§ **INSTRUCTIONS FOR THE TASK**: Copy out these rows again, switching "line-series" to "data-curve" wherever it occurs and leaving everything else unchanged.

§ **AVAILABLE DATA**:

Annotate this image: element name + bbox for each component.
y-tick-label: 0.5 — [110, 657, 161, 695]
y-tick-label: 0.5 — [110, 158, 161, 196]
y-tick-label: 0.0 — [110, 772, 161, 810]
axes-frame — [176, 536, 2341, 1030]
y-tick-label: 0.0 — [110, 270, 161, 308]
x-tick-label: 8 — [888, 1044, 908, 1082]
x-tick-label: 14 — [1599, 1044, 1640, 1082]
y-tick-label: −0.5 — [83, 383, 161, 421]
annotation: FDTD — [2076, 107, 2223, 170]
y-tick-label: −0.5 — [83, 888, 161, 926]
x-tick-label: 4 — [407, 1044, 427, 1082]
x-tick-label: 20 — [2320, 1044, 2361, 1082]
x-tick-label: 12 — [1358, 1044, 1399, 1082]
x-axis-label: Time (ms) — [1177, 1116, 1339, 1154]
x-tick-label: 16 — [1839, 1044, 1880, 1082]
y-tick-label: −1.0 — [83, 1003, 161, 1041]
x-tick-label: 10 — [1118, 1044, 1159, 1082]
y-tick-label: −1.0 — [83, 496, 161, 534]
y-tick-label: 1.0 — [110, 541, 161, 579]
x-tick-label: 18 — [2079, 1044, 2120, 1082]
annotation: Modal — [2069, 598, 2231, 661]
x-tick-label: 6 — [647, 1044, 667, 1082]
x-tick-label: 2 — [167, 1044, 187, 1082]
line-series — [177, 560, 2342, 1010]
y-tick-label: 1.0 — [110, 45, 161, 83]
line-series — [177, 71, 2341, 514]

§ **RESPONSE**:
Annotate this image: element name + bbox for each component.
y-tick-label: 0.5 — [110, 657, 161, 695]
y-tick-label: 0.5 — [110, 158, 161, 196]
y-tick-label: 0.0 — [110, 772, 161, 810]
axes-frame — [176, 536, 2341, 1030]
y-tick-label: 0.0 — [110, 270, 161, 308]
x-tick-label: 8 — [888, 1044, 908, 1082]
x-tick-label: 14 — [1599, 1044, 1640, 1082]
y-tick-label: −0.5 — [83, 383, 161, 421]
annotation: FDTD — [2076, 107, 2223, 170]
y-tick-label: −0.5 — [83, 888, 161, 926]
x-tick-label: 4 — [407, 1044, 427, 1082]
x-tick-label: 20 — [2320, 1044, 2361, 1082]
x-tick-label: 12 — [1358, 1044, 1399, 1082]
x-axis-label: Time (ms) — [1177, 1116, 1339, 1154]
x-tick-label: 16 — [1839, 1044, 1880, 1082]
y-tick-label: −1.0 — [83, 1003, 161, 1041]
x-tick-label: 10 — [1118, 1044, 1159, 1082]
y-tick-label: −1.0 — [83, 496, 161, 534]
y-tick-label: 1.0 — [110, 541, 161, 579]
x-tick-label: 18 — [2079, 1044, 2120, 1082]
annotation: Modal — [2069, 598, 2231, 661]
x-tick-label: 6 — [647, 1044, 667, 1082]
x-tick-label: 2 — [167, 1044, 187, 1082]
data-curve — [177, 560, 2342, 1010]
y-tick-label: 1.0 — [110, 45, 161, 83]
data-curve — [177, 71, 2341, 514]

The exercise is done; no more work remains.